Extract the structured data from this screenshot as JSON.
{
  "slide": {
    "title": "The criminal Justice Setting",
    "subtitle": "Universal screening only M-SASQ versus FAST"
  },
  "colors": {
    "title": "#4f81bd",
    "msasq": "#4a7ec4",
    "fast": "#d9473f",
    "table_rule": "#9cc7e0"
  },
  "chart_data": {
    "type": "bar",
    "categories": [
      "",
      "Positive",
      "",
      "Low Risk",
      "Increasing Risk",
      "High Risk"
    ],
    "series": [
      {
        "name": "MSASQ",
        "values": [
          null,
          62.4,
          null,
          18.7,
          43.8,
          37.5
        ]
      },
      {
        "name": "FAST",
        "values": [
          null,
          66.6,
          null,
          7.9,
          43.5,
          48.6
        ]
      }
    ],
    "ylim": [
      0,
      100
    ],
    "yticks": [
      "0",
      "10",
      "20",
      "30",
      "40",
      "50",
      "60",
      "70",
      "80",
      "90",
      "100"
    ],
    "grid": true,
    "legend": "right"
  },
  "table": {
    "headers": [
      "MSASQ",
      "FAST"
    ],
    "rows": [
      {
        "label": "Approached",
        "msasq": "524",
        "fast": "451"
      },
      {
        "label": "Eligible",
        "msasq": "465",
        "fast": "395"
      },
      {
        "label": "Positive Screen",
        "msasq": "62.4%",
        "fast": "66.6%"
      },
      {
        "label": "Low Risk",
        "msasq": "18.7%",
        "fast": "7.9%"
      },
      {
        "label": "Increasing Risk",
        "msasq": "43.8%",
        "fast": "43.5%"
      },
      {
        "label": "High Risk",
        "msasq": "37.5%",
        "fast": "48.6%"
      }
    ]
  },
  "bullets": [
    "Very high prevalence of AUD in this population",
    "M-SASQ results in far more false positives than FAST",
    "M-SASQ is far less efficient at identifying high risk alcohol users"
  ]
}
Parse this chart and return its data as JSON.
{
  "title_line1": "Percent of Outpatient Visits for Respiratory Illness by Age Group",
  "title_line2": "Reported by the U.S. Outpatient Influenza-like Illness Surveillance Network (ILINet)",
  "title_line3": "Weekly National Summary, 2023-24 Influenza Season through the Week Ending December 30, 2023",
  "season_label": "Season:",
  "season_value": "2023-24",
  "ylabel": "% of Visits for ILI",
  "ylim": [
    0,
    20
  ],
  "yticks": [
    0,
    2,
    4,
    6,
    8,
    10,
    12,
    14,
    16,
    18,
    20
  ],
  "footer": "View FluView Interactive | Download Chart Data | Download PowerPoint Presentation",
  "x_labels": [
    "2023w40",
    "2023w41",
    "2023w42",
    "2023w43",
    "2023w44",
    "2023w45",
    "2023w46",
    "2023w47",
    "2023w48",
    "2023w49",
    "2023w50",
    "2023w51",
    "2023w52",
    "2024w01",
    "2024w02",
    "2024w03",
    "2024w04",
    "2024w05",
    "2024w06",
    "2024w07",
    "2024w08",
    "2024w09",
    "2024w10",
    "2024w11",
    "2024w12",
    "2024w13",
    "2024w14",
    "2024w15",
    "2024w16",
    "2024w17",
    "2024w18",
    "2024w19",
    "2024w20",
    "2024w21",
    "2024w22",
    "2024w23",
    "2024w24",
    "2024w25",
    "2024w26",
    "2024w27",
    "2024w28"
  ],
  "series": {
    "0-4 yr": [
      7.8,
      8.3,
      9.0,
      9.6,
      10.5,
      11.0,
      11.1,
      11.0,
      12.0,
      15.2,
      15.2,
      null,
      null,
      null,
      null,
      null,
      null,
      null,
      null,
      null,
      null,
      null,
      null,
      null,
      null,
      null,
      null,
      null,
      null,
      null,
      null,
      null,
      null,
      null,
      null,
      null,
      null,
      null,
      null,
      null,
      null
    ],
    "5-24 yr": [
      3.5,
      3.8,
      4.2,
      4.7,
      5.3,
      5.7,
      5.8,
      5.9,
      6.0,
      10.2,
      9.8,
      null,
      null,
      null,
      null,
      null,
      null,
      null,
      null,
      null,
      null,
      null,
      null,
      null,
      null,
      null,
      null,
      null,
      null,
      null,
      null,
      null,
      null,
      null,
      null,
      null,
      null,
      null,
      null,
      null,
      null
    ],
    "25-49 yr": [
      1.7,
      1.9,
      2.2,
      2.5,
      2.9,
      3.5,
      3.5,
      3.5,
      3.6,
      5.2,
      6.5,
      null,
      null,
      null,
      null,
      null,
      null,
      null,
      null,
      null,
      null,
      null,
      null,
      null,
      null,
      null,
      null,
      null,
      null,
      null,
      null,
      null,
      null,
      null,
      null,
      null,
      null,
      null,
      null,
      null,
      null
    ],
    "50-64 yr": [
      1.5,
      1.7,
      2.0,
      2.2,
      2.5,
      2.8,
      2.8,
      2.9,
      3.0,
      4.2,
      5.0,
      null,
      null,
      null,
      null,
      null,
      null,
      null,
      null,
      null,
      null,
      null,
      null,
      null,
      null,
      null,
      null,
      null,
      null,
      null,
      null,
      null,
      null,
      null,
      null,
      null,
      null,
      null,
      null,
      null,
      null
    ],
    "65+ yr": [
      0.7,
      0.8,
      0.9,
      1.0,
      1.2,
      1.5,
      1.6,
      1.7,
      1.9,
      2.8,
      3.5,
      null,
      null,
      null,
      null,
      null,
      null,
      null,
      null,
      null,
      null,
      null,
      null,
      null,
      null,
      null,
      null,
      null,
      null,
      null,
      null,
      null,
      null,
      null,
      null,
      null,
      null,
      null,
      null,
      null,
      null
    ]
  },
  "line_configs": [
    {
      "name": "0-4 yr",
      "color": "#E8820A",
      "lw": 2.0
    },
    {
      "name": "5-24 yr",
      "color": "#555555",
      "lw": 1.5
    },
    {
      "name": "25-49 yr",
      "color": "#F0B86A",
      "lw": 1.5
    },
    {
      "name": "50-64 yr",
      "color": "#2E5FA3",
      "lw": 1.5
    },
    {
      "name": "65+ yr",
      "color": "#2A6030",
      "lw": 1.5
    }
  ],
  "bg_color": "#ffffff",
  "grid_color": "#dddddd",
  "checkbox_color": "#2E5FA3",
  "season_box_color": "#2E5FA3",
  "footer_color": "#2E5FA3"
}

## GIVEN EXERCISE
The records above should all be quoted exactly, please.

## SOLUTION FOR THIS EXERCISE
Extract the structured data from this screenshot as JSON.
{
  "slide": {
    "title": "The criminal Justice Setting",
    "subtitle": "Universal screening only M-SASQ versus FAST"
  },
  "colors": {
    "title": "#4f81bd",
    "msasq": "#4a7ec4",
    "fast": "#d9473f",
    "table_rule": "#9cc7e0"
  },
  "chart_data": {
    "type": "bar",
    "categories": [
      "",
      "Positive",
      "",
      "Low Risk",
      "Increasing Risk",
      "High Risk"
    ],
    "series": [
      {
        "name": "MSASQ",
        "values": [
          null,
          62.4,
          null,
          18.7,
          43.8,
          37.5
        ]
      },
      {
        "name": "FAST",
        "values": [
          null,
          66.6,
          null,
          7.9,
          43.5,
          48.6
        ]
      }
    ],
    "ylim": [
      0,
      100
    ],
    "yticks": [
      "0",
      "10",
      "20",
      "30",
      "40",
      "50",
      "60",
      "70",
      "80",
      "90",
      "100"
    ],
    "grid": true,
    "legend": "right"
  },
  "table": {
    "headers": [
      "MSASQ",
      "FAST"
    ],
    "rows": [
      {
        "label": "Approached",
        "msasq": "524",
        "fast": "451"
      },
      {
        "label": "Eligible",
        "msasq": "465",
        "fast": "395"
      },
      {
        "label": "Positive Screen",
        "msasq": "62.4%",
        "fast": "66.6%"
      },
      {
        "label": "Low Risk",
        "msasq": "18.7%",
        "fast": "7.9%"
      },
      {
        "label": "Increasing Risk",
        "msasq": "43.8%",
        "fast": "43.5%"
      },
      {
        "label": "High Risk",
        "msasq": "37.5%",
        "fast": "48.6%"
      }
    ]
  },
  "bullets": [
    "Very high prevalence of AUD in this population",
    "M-SASQ results in far more false positives than FAST",
    "M-SASQ is far less efficient at identifying high risk alcohol users"
  ]
}
Parse this chart and return its data as JSON.
{
  "title_line1": "Percent of Outpatient Visits for Respiratory Illness by Age Group",
  "title_line2": "Reported by the U.S. Outpatient Influenza-like Illness Surveillance Network (ILINet)",
  "title_line3": "Weekly National Summary, 2023-24 Influenza Season through the Week Ending December 30, 2023",
  "season_label": "Season:",
  "season_value": "2023-24",
  "ylabel": "% of Visits for ILI",
  "ylim": [
    0,
    20
  ],
  "yticks": [
    0,
    2,
    4,
    6,
    8,
    10,
    12,
    14,
    16,
    18,
    20
  ],
  "footer": "View FluView Interactive | Download Chart Data | Download PowerPoint Presentation",
  "x_labels": [
    "2023w40",
    "2023w41",
    "2023w42",
    "2023w43",
    "2023w44",
    "2023w45",
    "2023w46",
    "2023w47",
    "2023w48",
    "2023w49",
    "2023w50",
    "2023w51",
    "2023w52",
    "2024w01",
    "2024w02",
    "2024w03",
    "2024w04",
    "2024w05",
    "2024w06",
    "2024w07",
    "2024w08",
    "2024w09",
    "2024w10",
    "2024w11",
    "2024w12",
    "2024w13",
    "2024w14",
    "2024w15",
    "2024w16",
    "2024w17",
    "2024w18",
    "2024w19",
    "2024w20",
    "2024w21",
    "2024w22",
    "2024w23",
    "2024w24",
    "2024w25",
    "2024w26",
    "2024w27",
    "2024w28"
  ],
  "series": {
    "0-4 yr": [
      7.8,
      8.3,
      9.0,
      9.6,
      10.5,
      11.0,
      11.1,
      11.0,
      12.0,
      15.2,
      15.2,
      null,
      null,
      null,
      null,
      null,
      null,
      null,
      null,
      null,
      null,
      null,
      null,
      null,
      null,
      null,
      null,
      null,
      null,
      null,
      null,
      null,
      null,
      null,
      null,
      null,
      null,
      null,
      null,
      null,
      null
    ],
    "5-24 yr": [
      3.5,
      3.8,
      4.2,
      4.7,
      5.3,
      5.7,
      5.8,
      5.9,
      6.0,
      10.2,
      9.8,
      null,
      null,
      null,
      null,
      null,
      null,
      null,
      null,
      null,
      null,
      null,
      null,
      null,
      null,
      null,
      null,
      null,
      null,
      null,
      null,
      null,
      null,
      null,
      null,
      null,
      null,
      null,
      null,
      null,
      null
    ],
    "25-49 yr": [
      1.7,
      1.9,
      2.2,
      2.5,
      2.9,
      3.5,
      3.5,
      3.5,
      3.6,
      5.2,
      6.5,
      null,
      null,
      null,
      null,
      null,
      null,
      null,
      null,
      null,
      null,
      null,
      null,
      null,
      null,
      null,
      null,
      null,
      null,
      null,
      null,
      null,
      null,
      null,
      null,
      null,
      null,
      null,
      null,
      null,
      null
    ],
    "50-64 yr": [
      1.5,
      1.7,
      2.0,
      2.2,
      2.5,
      2.8,
      2.8,
      2.9,
      3.0,
      4.2,
      5.0,
      null,
      null,
      null,
      null,
      null,
      null,
      null,
      null,
      null,
      null,
      null,
      null,
      null,
      null,
      null,
      null,
      null,
      null,
      null,
      null,
      null,
      null,
      null,
      null,
      null,
      null,
      null,
      null,
      null,
      null
    ],
    "65+ yr": [
      0.7,
      0.8,
      0.9,
      1.0,
      1.2,
      1.5,
      1.6,
      1.7,
      1.9,
      2.8,
      3.5,
      null,
      null,
      null,
      null,
      null,
      null,
      null,
      null,
      null,
      null,
      null,
      null,
      null,
      null,
      null,
      null,
      null,
      null,
      null,
      null,
      null,
      null,
      null,
      null,
      null,
      null,
      null,
      null,
      null,
      null
    ]
  },
  "line_configs": [
    {
      "name": "0-4 yr",
      "color": "#E8820A",
      "lw": 2.0
    },
    {
      "name": "5-24 yr",
      "color": "#555555",
      "lw": 1.5
    },
    {
      "name": "25-49 yr",
      "color": "#F0B86A",
      "lw": 1.5
    },
    {
      "name": "50-64 yr",
      "color": "#2E5FA3",
      "lw": 1.5
    },
    {
      "name": "65+ yr",
      "color": "#2A6030",
      "lw": 1.5
    }
  ],
  "bg_color": "#ffffff",
  "grid_color": "#dddddd",
  "checkbox_color": "#2E5FA3",
  "season_box_color": "#2E5FA3",
  "footer_color": "#2E5FA3"
}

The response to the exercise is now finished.